(PASSAGE Opens)

A veterinary technician named Savannah Amberson first met Eli and his littermates when they were just five days old. Their breeder brought the German Shepherd puppies to Ada Animal Hospital in Boise, Idaho after noticing that Eli couldn’t keep food down.

Because of this, Eli was much smaller than the rest of the litter, and he was severely malnourished. After conducting a few tests, veterinarians found that the pup had megaesophagus, a condition in which blockage causes part of the esophagus to swell.

In Eli’s case, a congenital deformity prevalent in German Shepherds called persistent right aortic arch led to the constriction. A blood vessel wrapped itself around the pup’s esophagus, causing solid food to be regurgitated instead of going straight to his stomach.

The breeders could no longer care for Eli, so they surrendered him. Thankfully, Savannah decided to adopt the puppy despite the difficulty his condition presented.

For the first three months of Eli’s life, Savannah had to feed him through a syringe every two hours while waiting for surgery. Kind strangers donated for the pup’s operation via GoFundMe, while Dr. Wayne Loertscher of Ada Animal Hospital offered to cover the rest of the bill.

Moreover, veterinary surgeon Sean Murphy of WestVet, who’d handled similar cases, reduced his fees. Still, the news was grim. Eli’s esophagus shrank to average size after three surgeries, but the muscles were already non-functional.

(PASSAGE Closes)

## DIRECTIONS
Copy the passage about the puppy Eli word for word, starting with "The breeders could" and going on through "were already non-functional.".

(RECORDED DATA Opens)

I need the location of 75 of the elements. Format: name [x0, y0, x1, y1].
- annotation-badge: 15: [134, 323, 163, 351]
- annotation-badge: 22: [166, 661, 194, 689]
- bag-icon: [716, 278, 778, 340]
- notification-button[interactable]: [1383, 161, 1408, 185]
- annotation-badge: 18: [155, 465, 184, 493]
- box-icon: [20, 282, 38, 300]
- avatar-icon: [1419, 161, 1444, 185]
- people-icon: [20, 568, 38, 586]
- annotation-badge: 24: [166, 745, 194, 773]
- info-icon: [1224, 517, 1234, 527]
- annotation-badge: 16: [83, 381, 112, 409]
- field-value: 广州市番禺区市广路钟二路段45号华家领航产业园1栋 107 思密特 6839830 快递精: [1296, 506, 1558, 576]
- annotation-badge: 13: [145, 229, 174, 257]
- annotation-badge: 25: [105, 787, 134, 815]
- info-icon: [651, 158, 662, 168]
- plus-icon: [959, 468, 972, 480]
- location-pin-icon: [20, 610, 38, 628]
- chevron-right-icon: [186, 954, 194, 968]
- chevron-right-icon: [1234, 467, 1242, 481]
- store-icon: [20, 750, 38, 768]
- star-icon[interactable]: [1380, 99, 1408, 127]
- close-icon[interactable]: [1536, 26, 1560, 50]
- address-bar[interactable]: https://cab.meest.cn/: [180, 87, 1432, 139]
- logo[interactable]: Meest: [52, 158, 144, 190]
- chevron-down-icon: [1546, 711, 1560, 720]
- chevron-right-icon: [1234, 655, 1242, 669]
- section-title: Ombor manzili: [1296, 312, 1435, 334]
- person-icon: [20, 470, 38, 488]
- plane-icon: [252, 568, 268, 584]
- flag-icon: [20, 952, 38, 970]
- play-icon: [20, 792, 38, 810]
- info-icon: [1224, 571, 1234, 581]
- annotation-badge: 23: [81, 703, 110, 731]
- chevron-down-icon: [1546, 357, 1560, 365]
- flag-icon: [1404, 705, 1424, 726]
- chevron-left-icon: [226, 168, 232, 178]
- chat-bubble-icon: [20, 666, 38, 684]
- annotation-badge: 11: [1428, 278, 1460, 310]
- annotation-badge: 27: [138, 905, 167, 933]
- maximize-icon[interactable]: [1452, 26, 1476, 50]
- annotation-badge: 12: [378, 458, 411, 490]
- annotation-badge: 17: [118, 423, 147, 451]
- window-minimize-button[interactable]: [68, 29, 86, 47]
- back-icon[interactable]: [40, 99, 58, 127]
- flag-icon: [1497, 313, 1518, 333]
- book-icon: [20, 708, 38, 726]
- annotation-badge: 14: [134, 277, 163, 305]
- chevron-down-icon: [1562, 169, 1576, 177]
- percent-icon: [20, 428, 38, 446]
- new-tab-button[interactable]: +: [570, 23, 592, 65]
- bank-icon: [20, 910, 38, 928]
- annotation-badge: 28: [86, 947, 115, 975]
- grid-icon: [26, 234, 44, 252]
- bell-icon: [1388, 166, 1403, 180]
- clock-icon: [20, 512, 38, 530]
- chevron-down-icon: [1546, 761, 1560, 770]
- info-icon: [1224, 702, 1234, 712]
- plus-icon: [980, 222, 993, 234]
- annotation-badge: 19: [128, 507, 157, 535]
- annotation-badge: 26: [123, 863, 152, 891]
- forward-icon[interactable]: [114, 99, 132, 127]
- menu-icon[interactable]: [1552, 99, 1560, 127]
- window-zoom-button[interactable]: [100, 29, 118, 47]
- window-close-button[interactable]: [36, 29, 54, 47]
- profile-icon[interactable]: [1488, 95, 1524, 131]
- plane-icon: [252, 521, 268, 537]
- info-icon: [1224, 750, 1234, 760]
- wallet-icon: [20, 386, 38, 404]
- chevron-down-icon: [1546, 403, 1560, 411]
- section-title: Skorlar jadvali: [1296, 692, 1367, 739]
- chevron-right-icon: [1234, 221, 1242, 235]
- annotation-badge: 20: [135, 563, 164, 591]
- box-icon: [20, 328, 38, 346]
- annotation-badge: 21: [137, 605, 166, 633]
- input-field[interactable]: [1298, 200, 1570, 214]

(RECORDED DATA Closes)

## ANSWER SECTION
The breeders could no longer care for Eli, so they surrendered him. Thankfully, Savannah decided to adopt the puppy despite the difficulty his condition presented.

For the first three months of Eli’s life, Savannah had to feed him through a syringe every two hours while waiting for surgery. Kind strangers donated for the pup’s operation via GoFundMe, while Dr. Wayne Loertscher of Ada Animal Hospital offered to cover the rest of the bill.

Moreover, veterinary surgeon Sean Murphy of WestVet, who’d handled similar cases, reduced his fees. Still, the news was grim. Eli’s esophagus shrank to average size after three surgeries, but the muscles were already non-functional.